> [STATED TASK] Copy out the entries below in full and exactly.

○ ○ ○ ○ ○ ○ ○

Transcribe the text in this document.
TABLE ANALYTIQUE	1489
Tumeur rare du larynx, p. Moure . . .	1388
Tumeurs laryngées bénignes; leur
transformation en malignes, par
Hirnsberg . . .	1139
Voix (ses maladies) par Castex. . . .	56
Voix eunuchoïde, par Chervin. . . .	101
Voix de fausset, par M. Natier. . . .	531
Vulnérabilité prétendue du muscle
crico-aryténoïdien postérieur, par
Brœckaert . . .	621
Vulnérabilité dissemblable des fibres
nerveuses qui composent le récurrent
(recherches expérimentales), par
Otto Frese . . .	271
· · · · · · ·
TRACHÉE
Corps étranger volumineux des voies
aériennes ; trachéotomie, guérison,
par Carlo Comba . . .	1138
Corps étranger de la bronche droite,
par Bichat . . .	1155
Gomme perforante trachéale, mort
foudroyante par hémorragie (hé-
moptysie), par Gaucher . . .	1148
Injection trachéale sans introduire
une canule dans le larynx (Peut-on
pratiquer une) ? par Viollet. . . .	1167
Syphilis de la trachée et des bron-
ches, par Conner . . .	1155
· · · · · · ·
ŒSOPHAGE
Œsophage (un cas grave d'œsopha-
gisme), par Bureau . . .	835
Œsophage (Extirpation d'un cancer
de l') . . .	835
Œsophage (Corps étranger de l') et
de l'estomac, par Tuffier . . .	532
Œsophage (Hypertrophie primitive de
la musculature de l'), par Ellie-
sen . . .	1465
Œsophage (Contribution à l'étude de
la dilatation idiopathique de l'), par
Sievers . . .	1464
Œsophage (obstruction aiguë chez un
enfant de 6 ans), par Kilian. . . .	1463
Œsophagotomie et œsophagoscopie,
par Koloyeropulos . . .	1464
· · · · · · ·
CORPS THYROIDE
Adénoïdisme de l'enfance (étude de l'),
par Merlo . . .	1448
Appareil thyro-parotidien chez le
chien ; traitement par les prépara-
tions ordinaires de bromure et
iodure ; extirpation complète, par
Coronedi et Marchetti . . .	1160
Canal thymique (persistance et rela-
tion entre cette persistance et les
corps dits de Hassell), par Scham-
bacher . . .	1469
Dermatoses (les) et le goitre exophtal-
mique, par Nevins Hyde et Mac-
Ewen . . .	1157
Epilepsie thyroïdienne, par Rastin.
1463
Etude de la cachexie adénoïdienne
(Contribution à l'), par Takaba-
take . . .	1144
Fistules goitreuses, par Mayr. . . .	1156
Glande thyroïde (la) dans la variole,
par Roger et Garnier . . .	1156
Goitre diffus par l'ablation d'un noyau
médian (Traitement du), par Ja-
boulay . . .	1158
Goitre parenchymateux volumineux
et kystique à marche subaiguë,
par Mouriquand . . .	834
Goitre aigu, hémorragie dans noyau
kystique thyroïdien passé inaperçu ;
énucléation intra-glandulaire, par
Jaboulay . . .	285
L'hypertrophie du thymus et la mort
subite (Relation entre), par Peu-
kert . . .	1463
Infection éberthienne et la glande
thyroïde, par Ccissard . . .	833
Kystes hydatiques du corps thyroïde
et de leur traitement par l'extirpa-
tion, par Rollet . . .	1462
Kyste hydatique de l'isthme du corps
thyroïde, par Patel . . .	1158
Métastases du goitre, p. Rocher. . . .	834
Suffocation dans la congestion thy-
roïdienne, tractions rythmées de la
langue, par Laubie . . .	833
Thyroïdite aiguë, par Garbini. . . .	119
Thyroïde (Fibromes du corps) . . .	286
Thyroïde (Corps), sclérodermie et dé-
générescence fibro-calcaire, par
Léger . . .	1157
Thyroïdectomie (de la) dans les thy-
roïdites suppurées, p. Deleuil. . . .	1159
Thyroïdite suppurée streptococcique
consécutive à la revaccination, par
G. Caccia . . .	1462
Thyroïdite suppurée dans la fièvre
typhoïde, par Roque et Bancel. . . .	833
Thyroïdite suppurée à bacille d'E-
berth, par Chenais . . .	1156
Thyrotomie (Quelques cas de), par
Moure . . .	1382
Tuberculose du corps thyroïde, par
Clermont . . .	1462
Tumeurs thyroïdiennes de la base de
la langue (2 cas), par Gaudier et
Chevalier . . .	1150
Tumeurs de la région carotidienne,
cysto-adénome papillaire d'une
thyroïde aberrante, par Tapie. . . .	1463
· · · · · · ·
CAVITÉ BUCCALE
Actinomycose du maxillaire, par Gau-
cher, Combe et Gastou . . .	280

○ ○ ○ ○ ○ ○ ○

> [RESULT]
Transcribe the text in this document.
TABLE ANALYTIQUE	1489
Tumeur rare du larynx, p. Moure . . .	1388
Tumeurs laryngées bénignes; leur
transformation en malignes, par
Hirnsberg . . .	1139
Voix (ses maladies) par Castex. . . .	56
Voix eunuchoïde, par Chervin. . . .	101
Voix de fausset, par M. Natier. . . .	531
Vulnérabilité prétendue du muscle
crico-aryténoïdien postérieur, par
Brœckaert . . .	621
Vulnérabilité dissemblable des fibres
nerveuses qui composent le récurrent
(recherches expérimentales), par
Otto Frese . . .	271
· · · · · · ·
TRACHÉE
Corps étranger volumineux des voies
aériennes ; trachéotomie, guérison,
par Carlo Comba . . .	1138
Corps étranger de la bronche droite,
par Bichat . . .	1155
Gomme perforante trachéale, mort
foudroyante par hémorragie (hé-
moptysie), par Gaucher . . .	1148
Injection trachéale sans introduire
une canule dans le larynx (Peut-on
pratiquer une) ? par Viollet. . . .	1167
Syphilis de la trachée et des bron-
ches, par Conner . . .	1155
· · · · · · ·
ŒSOPHAGE
Œsophage (un cas grave d'œsopha-
gisme), par Bureau . . .	835
Œsophage (Extirpation d'un cancer
de l') . . .	835
Œsophage (Corps étranger de l') et
de l'estomac, par Tuffier . . .	532
Œsophage (Hypertrophie primitive de
la musculature de l'), par Ellie-
sen . . .	1465
Œsophage (Contribution à l'étude de
la dilatation idiopathique de l'), par
Sievers . . .	1464
Œsophage (obstruction aiguë chez un
enfant de 6 ans), par Kilian. . . .	1463
Œsophagotomie et œsophagoscopie,
par Koloyeropulos . . .	1464
· · · · · · ·
CORPS THYROIDE
Adénoïdisme de l'enfance (étude de l'),
par Merlo . . .	1448
Appareil thyro-parotidien chez le
chien ; traitement par les prépara-
tions ordinaires de bromure et
iodure ; extirpation complète, par
Coronedi et Marchetti . . .	1160
Canal thymique (persistance et rela-
tion entre cette persistance et les
corps dits de Hassell), par Scham-
bacher . . .	1469
Dermatoses (les) et le goitre exophtal-
mique, par Nevins Hyde et Mac-
Ewen . . .	1157
Epilepsie thyroïdienne, par Rastin.
1463
Etude de la cachexie adénoïdienne
(Contribution à l'), par Takaba-
take . . .	1144
Fistules goitreuses, par Mayr. . . .	1156
Glande thyroïde (la) dans la variole,
par Roger et Garnier . . .	1156
Goitre diffus par l'ablation d'un noyau
médian (Traitement du), par Ja-
boulay . . .	1158
Goitre parenchymateux volumineux
et kystique à marche subaiguë,
par Mouriquand . . .	834
Goitre aigu, hémorragie dans noyau
kystique thyroïdien passé inaperçu ;
énucléation intra-glandulaire, par
Jaboulay . . .	285
L'hypertrophie du thymus et la mort
subite (Relation entre), par Peu-
kert . . .	1463
Infection éberthienne et la glande
thyroïde, par Ccissard . . .	833
Kystes hydatiques du corps thyroïde
et de leur traitement par l'extirpa-
tion, par Rollet . . .	1462
Kyste hydatique de l'isthme du corps
thyroïde, par Patel . . .	1158
Métastases du goitre, p. Rocher. . . .	834
Suffocation dans la congestion thy-
roïdienne, tractions rythmées de la
langue, par Laubie . . .	833
Thyroïdite aiguë, par Garbini. . . .	119
Thyroïde (Fibromes du corps) . . .	286
Thyroïde (Corps), sclérodermie et dé-
générescence fibro-calcaire, par
Léger . . .	1157
Thyroïdectomie (de la) dans les thy-
roïdites suppurées, p. Deleuil. . . .	1159
Thyroïdite suppurée streptococcique
consécutive à la revaccination, par
G. Caccia . . .	1462
Thyroïdite suppurée dans la fièvre
typhoïde, par Roque et Bancel. . . .	833
Thyroïdite suppurée à bacille d'E-
berth, par Chenais . . .	1156
Thyrotomie (Quelques cas de), par
Moure . . .	1382
Tuberculose du corps thyroïde, par
Clermont . . .	1462
Tumeurs thyroïdiennes de la base de
la langue (2 cas), par Gaudier et
Chevalier . . .	1150
Tumeurs de la région carotidienne,
cysto-adénome papillaire d'une
thyroïde aberrante, par Tapie. . . .	1463
· · · · · · ·
CAVITÉ BUCCALE
Actinomycose du maxillaire, par Gau-
cher, Combe et Gastou . . .	280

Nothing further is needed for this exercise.